**** EXERCISE DATA
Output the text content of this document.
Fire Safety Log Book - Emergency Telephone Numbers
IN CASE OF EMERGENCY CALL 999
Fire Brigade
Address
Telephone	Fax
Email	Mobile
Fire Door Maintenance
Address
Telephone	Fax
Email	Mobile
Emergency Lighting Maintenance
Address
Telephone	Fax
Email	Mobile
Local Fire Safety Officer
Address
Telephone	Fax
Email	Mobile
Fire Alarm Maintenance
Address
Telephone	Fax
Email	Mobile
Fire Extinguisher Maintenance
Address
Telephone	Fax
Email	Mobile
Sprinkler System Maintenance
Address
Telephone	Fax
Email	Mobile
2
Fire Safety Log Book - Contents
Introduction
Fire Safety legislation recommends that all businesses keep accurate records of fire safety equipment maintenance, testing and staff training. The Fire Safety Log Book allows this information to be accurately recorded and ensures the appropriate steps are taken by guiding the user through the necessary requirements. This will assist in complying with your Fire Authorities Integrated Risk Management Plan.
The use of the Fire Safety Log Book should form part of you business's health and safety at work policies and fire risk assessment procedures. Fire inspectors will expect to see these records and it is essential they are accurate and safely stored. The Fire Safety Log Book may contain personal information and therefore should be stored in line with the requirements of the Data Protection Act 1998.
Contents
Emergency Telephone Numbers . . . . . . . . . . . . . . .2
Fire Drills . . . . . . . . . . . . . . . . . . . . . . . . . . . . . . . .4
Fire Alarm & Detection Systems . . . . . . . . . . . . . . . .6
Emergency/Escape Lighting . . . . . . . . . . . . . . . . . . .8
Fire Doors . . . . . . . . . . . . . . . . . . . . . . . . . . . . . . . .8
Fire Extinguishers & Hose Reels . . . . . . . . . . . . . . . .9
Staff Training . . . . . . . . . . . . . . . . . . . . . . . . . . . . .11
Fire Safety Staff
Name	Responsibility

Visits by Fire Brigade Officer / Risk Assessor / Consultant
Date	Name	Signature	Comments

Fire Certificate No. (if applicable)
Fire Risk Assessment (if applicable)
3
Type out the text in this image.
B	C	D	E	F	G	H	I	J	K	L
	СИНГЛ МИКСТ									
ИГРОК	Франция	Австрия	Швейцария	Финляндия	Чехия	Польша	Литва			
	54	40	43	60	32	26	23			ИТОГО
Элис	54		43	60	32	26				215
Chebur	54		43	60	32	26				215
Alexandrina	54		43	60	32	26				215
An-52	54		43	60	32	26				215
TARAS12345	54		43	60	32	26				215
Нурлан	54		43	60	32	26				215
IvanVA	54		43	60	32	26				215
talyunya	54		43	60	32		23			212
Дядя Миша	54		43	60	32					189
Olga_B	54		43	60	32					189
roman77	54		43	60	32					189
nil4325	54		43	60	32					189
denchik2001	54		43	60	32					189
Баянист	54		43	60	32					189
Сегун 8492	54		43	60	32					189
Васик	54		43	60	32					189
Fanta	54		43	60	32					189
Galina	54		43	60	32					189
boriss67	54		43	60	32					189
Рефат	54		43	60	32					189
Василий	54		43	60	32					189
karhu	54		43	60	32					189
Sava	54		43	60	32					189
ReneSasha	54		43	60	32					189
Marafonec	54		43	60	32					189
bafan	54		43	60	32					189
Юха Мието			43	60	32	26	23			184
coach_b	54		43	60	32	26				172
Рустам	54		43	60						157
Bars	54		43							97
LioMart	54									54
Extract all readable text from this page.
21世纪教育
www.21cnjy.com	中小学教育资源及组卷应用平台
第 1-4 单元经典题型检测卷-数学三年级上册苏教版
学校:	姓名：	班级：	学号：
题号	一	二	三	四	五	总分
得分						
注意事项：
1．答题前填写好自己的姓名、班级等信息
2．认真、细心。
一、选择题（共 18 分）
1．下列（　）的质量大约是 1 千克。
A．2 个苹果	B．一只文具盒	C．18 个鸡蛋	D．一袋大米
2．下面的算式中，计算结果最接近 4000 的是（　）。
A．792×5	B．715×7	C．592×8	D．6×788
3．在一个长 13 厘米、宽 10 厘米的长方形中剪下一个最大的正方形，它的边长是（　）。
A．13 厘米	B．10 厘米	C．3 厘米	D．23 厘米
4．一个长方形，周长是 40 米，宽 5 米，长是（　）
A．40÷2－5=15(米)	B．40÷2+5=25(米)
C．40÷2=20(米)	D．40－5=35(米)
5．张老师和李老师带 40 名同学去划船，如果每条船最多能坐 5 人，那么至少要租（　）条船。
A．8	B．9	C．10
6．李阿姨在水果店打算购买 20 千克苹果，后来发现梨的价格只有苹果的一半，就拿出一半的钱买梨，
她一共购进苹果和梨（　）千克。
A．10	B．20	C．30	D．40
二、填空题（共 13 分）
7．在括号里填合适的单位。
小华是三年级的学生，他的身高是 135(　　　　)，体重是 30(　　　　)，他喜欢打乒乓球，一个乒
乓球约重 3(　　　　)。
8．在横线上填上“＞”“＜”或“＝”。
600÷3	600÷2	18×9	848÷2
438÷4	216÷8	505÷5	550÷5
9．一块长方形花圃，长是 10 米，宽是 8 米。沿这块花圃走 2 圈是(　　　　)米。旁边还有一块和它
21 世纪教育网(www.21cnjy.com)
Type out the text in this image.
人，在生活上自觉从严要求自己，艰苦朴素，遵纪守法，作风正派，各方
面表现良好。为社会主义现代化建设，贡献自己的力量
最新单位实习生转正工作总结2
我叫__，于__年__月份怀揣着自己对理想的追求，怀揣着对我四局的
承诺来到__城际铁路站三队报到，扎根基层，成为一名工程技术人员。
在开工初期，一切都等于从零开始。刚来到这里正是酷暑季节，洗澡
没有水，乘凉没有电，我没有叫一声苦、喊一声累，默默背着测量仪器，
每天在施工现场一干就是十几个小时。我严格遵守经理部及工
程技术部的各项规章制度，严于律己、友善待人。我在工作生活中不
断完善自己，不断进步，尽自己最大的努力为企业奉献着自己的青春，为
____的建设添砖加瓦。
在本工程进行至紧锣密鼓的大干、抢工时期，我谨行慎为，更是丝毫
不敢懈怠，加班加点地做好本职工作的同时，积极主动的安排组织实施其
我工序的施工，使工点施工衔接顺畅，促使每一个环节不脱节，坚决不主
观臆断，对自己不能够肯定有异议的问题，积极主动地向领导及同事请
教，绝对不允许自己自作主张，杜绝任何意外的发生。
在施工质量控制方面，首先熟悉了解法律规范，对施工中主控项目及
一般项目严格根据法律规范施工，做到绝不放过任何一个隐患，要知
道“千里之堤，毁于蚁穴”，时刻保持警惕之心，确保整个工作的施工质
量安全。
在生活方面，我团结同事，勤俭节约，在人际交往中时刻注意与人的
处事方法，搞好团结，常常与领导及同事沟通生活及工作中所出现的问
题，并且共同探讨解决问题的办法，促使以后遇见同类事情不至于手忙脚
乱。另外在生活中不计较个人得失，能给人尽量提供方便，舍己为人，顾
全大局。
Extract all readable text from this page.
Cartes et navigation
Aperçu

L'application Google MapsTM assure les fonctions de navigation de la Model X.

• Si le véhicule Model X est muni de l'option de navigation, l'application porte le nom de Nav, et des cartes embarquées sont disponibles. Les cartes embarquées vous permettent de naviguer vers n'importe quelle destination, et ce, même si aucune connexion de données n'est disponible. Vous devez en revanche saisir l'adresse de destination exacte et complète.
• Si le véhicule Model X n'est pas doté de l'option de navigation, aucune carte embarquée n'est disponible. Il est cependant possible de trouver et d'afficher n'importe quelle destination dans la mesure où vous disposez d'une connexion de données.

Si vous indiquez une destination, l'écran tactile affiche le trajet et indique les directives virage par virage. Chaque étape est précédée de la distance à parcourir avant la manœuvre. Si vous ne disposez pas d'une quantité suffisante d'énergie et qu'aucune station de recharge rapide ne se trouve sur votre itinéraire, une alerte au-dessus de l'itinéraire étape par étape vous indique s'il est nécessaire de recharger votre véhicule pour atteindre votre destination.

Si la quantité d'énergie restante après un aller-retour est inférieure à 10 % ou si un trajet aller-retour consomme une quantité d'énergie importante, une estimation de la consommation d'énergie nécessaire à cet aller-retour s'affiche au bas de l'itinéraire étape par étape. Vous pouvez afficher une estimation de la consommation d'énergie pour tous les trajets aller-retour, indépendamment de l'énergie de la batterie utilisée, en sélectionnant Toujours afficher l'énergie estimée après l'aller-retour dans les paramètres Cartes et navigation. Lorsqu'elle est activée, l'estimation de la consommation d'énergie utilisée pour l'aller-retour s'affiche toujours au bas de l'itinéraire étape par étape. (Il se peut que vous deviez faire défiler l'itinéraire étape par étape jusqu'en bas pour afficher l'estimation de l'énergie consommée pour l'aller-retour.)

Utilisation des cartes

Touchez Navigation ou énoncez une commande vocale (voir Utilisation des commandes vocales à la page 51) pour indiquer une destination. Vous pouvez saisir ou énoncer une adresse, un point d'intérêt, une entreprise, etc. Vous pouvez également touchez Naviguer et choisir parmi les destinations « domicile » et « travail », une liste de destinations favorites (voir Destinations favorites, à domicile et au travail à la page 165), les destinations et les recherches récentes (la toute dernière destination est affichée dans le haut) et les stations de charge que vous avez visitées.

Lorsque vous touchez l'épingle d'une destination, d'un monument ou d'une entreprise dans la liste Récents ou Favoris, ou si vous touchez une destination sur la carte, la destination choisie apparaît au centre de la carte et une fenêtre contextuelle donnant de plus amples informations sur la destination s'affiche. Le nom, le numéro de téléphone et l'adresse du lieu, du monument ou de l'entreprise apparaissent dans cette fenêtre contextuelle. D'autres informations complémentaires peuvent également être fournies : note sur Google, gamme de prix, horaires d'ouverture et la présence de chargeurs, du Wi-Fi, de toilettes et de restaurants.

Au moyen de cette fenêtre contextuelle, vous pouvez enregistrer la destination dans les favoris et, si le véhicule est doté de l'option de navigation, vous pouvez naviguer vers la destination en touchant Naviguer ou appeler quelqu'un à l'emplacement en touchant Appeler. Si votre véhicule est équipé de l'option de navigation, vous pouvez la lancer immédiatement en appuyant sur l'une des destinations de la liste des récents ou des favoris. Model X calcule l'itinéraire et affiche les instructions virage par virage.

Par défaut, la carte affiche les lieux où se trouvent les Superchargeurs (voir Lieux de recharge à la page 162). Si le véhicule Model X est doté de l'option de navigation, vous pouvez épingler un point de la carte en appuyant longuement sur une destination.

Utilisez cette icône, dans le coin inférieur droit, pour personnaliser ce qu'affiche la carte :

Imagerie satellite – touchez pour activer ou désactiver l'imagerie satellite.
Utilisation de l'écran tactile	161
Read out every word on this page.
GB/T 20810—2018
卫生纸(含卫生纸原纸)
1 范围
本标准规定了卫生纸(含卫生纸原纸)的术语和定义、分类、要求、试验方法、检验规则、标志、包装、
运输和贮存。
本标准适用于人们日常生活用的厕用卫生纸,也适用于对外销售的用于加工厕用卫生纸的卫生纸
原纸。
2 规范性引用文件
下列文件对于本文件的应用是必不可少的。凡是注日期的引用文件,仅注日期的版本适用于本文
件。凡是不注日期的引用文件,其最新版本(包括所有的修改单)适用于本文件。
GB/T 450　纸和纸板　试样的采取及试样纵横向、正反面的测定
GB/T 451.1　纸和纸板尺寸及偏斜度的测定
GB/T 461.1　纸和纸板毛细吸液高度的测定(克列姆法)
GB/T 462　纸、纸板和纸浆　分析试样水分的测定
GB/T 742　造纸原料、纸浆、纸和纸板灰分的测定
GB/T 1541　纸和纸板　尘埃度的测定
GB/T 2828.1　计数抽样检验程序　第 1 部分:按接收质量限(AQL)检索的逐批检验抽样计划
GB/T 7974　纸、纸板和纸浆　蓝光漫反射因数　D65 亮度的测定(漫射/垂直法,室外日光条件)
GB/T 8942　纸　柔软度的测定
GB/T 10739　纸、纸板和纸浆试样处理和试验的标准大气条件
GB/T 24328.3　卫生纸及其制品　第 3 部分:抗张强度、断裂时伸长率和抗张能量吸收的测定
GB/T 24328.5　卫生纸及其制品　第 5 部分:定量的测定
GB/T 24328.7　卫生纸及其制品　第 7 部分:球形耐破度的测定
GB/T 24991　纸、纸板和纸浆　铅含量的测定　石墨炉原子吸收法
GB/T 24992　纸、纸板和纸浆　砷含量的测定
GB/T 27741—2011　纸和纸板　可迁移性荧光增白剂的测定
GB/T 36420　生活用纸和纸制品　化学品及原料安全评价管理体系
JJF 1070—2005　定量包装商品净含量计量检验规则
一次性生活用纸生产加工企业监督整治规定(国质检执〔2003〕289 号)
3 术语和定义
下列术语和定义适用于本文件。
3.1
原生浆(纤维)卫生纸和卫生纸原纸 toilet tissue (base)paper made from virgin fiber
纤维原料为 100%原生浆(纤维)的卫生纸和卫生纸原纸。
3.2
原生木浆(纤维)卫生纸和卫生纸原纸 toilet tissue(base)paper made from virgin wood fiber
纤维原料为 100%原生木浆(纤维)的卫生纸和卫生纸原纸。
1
********
- [EXERCISE INSTRUCTIONS]:
Of the lines in this listing, report how many contain the string "纤维原料为", and give the number only.

- [SOLVED PROBLEM]:
2